(Stored entries)
--- Begin ---
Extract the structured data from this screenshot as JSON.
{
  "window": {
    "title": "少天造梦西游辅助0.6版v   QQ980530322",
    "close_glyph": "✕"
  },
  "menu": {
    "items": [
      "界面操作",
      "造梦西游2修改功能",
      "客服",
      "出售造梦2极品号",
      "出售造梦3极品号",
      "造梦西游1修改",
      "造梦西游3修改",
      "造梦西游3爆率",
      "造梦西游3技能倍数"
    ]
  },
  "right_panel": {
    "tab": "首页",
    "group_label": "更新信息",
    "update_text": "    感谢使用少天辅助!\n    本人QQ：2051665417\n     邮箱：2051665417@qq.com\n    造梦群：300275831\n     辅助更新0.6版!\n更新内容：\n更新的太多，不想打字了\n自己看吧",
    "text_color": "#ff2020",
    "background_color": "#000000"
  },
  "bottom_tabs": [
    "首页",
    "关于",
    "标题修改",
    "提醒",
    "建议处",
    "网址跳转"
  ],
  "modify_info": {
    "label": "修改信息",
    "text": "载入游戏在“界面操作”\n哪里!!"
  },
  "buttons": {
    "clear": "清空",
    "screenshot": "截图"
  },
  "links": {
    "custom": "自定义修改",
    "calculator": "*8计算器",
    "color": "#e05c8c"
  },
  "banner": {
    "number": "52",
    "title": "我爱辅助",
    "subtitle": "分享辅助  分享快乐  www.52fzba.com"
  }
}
--- End ---
Type out all of the material again, word for word.

Solution —
Extract the structured data from this screenshot as JSON.
{
  "window": {
    "title": "少天造梦西游辅助0.6版v   QQ980530322",
    "close_glyph": "✕"
  },
  "menu": {
    "items": [
      "界面操作",
      "造梦西游2修改功能",
      "客服",
      "出售造梦2极品号",
      "出售造梦3极品号",
      "造梦西游1修改",
      "造梦西游3修改",
      "造梦西游3爆率",
      "造梦西游3技能倍数"
    ]
  },
  "right_panel": {
    "tab": "首页",
    "group_label": "更新信息",
    "update_text": "    感谢使用少天辅助!\n    本人QQ：2051665417\n     邮箱：2051665417@qq.com\n    造梦群：300275831\n     辅助更新0.6版!\n更新内容：\n更新的太多，不想打字了\n自己看吧",
    "text_color": "#ff2020",
    "background_color": "#000000"
  },
  "bottom_tabs": [
    "首页",
    "关于",
    "标题修改",
    "提醒",
    "建议处",
    "网址跳转"
  ],
  "modify_info": {
    "label": "修改信息",
    "text": "载入游戏在“界面操作”\n哪里!!"
  },
  "buttons": {
    "clear": "清空",
    "screenshot": "截图"
  },
  "links": {
    "custom": "自定义修改",
    "calculator": "*8计算器",
    "color": "#e05c8c"
  },
  "banner": {
    "number": "52",
    "title": "我爱辅助",
    "subtitle": "分享辅助  分享快乐  www.52fzba.com"
  }
}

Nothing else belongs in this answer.